Images must not appear in your copy; reproduce every other part of the records exactly.
----- SUPPLIED MATERIAL
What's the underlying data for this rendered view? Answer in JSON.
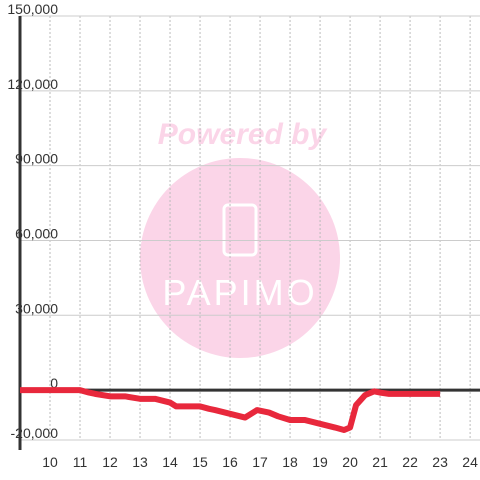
{
  "chart_data": {
    "type": "line",
    "watermark": {
      "top": "Powered by",
      "bottom": "PAPIMO"
    },
    "x": [
      9,
      11,
      11.3,
      11.5,
      12,
      12.5,
      13,
      13.5,
      14,
      14.2,
      14.5,
      15,
      15.3,
      15.5,
      16,
      16.5,
      16.9,
      17.3,
      17.6,
      18,
      18.5,
      19,
      19.5,
      19.8,
      20,
      20.2,
      20.5,
      20.8,
      21,
      21.3,
      22,
      23
    ],
    "series": [
      {
        "color": "#e8283c",
        "values": [
          0,
          0,
          -1000,
          -1500,
          -2500,
          -2500,
          -3500,
          -3500,
          -5000,
          -6500,
          -6500,
          -6500,
          -7500,
          -8000,
          -9500,
          -11000,
          -8000,
          -9000,
          -10500,
          -12000,
          -12000,
          -13500,
          -15000,
          -16000,
          -15000,
          -6000,
          -2000,
          -500,
          -1000,
          -1500,
          -1500,
          -1500
        ]
      }
    ],
    "xlim": [
      9,
      24.33
    ],
    "ylim": [
      -20000,
      150000
    ],
    "xticks": [
      10,
      11,
      12,
      13,
      14,
      15,
      16,
      17,
      18,
      19,
      20,
      21,
      22,
      23,
      24
    ],
    "yticks": [
      {
        "value": -20000,
        "label": "-20,000"
      },
      0,
      {
        "value": 30000,
        "label": "30,000"
      },
      {
        "value": 60000,
        "label": "60,000"
      },
      {
        "value": 90000,
        "label": "90,000"
      },
      {
        "value": 120000,
        "label": "120,000"
      },
      {
        "value": 150000,
        "label": "150,000"
      }
    ],
    "grid": true
  }
}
----------
■ **SOLVED PROBLEM**:
What's the underlying data for this rendered view? Answer in JSON.
{
  "chart_data": {
    "type": "line",
    "watermark": {
      "top": "Powered by",
      "bottom": "PAPIMO"
    },
    "x": [
      9,
      11,
      11.3,
      11.5,
      12,
      12.5,
      13,
      13.5,
      14,
      14.2,
      14.5,
      15,
      15.3,
      15.5,
      16,
      16.5,
      16.9,
      17.3,
      17.6,
      18,
      18.5,
      19,
      19.5,
      19.8,
      20,
      20.2,
      20.5,
      20.8,
      21,
      21.3,
      22,
      23
    ],
    "series": [
      {
        "color": "#e8283c",
        "values": [
          0,
          0,
          -1000,
          -1500,
          -2500,
          -2500,
          -3500,
          -3500,
          -5000,
          -6500,
          -6500,
          -6500,
          -7500,
          -8000,
          -9500,
          -11000,
          -8000,
          -9000,
          -10500,
          -12000,
          -12000,
          -13500,
          -15000,
          -16000,
          -15000,
          -6000,
          -2000,
          -500,
          -1000,
          -1500,
          -1500,
          -1500
        ]
      }
    ],
    "xlim": [
      9,
      24.33
    ],
    "ylim": [
      -20000,
      150000
    ],
    "xticks": [
      10,
      11,
      12,
      13,
      14,
      15,
      16,
      17,
      18,
      19,
      20,
      21,
      22,
      23,
      24
    ],
    "yticks": [
      {
        "value": -20000,
        "label": "-20,000"
      },
      0,
      {
        "value": 30000,
        "label": "30,000"
      },
      {
        "value": 60000,
        "label": "60,000"
      },
      {
        "value": 90000,
        "label": "90,000"
      },
      {
        "value": 120000,
        "label": "120,000"
      },
      {
        "value": 150000,
        "label": "150,000"
      }
    ],
    "grid": true
  }
}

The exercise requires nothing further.